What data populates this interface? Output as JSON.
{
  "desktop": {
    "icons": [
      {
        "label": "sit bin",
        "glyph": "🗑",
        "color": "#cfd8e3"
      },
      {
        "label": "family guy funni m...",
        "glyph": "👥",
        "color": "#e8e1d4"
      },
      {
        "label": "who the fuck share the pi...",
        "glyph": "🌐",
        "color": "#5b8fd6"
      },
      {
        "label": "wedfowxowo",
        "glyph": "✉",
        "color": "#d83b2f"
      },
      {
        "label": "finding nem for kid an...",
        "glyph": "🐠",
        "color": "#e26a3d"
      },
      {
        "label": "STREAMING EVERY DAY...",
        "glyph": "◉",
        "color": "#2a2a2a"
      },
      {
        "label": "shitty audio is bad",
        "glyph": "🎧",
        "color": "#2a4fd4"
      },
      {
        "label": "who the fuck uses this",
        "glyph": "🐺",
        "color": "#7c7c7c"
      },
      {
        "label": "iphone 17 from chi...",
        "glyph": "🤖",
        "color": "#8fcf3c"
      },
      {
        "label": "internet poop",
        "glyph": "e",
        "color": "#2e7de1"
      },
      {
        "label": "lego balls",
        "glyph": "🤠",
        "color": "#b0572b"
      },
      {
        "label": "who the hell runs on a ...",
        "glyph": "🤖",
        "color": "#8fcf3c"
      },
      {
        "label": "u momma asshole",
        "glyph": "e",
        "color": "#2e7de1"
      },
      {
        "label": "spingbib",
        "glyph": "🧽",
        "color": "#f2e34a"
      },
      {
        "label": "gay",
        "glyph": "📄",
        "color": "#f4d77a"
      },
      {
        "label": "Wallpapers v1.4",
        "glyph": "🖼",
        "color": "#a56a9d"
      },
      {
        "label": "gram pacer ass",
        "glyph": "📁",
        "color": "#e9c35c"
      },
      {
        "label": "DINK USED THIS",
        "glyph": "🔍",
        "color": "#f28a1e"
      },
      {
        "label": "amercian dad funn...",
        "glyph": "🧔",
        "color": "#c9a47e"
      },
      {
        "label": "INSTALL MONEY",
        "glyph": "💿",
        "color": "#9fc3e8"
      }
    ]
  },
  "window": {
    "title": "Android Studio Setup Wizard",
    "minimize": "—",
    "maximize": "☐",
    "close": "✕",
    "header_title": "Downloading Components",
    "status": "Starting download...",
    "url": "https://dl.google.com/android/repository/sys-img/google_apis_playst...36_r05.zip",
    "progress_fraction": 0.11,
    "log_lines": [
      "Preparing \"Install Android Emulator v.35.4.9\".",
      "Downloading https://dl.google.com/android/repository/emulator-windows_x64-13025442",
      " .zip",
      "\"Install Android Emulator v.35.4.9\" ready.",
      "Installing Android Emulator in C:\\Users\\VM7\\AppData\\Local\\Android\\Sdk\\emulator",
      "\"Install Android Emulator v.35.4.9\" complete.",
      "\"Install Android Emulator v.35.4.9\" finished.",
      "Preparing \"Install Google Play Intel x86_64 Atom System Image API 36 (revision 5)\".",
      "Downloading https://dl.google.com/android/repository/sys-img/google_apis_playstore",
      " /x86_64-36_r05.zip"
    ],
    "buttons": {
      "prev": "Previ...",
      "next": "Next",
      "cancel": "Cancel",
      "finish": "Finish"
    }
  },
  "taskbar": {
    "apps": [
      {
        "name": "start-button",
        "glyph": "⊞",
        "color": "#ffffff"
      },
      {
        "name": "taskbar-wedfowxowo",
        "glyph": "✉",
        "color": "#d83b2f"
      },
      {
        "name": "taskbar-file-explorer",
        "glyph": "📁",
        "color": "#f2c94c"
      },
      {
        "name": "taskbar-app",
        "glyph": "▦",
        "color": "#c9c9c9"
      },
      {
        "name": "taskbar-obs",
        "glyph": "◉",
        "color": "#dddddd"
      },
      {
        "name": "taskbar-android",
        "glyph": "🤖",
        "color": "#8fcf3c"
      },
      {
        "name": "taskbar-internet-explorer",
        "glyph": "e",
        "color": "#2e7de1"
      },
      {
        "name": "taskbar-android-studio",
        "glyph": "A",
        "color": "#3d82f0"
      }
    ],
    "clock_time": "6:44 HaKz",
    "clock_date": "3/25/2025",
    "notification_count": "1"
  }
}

==

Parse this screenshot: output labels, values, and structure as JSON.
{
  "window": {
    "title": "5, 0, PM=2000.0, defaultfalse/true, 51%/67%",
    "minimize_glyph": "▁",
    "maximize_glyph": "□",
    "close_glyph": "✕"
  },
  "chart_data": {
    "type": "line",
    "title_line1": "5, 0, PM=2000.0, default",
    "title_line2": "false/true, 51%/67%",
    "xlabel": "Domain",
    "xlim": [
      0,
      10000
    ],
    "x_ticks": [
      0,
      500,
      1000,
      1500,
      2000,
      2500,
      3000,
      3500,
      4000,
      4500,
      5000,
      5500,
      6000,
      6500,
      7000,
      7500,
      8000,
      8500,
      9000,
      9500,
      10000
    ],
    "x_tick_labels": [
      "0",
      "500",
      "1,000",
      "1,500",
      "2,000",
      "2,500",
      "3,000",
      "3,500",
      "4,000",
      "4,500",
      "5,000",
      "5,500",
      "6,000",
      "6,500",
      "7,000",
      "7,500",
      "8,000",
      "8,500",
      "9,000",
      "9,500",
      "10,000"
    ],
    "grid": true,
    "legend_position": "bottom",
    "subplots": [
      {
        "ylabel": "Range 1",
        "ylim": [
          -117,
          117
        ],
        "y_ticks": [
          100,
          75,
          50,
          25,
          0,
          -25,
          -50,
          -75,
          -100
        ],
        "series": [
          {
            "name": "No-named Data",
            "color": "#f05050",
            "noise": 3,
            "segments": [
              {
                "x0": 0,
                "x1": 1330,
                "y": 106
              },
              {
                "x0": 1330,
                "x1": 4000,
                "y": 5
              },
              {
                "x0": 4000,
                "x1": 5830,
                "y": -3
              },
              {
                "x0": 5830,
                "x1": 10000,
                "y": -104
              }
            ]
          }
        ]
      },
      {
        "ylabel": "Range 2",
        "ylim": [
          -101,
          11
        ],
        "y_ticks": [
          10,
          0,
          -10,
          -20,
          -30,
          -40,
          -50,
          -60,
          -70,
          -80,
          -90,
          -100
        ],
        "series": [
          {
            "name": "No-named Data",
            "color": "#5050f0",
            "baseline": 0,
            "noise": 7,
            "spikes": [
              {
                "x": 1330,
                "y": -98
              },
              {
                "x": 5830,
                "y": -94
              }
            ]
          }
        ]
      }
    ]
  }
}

▶ **What you are asked to do**:
Write out every line of the listing that holds the word "wedfowxowo".

▶ **Solution to this task**:
        "label": "wedfowxowo",
        "name": "taskbar-wedfowxowo",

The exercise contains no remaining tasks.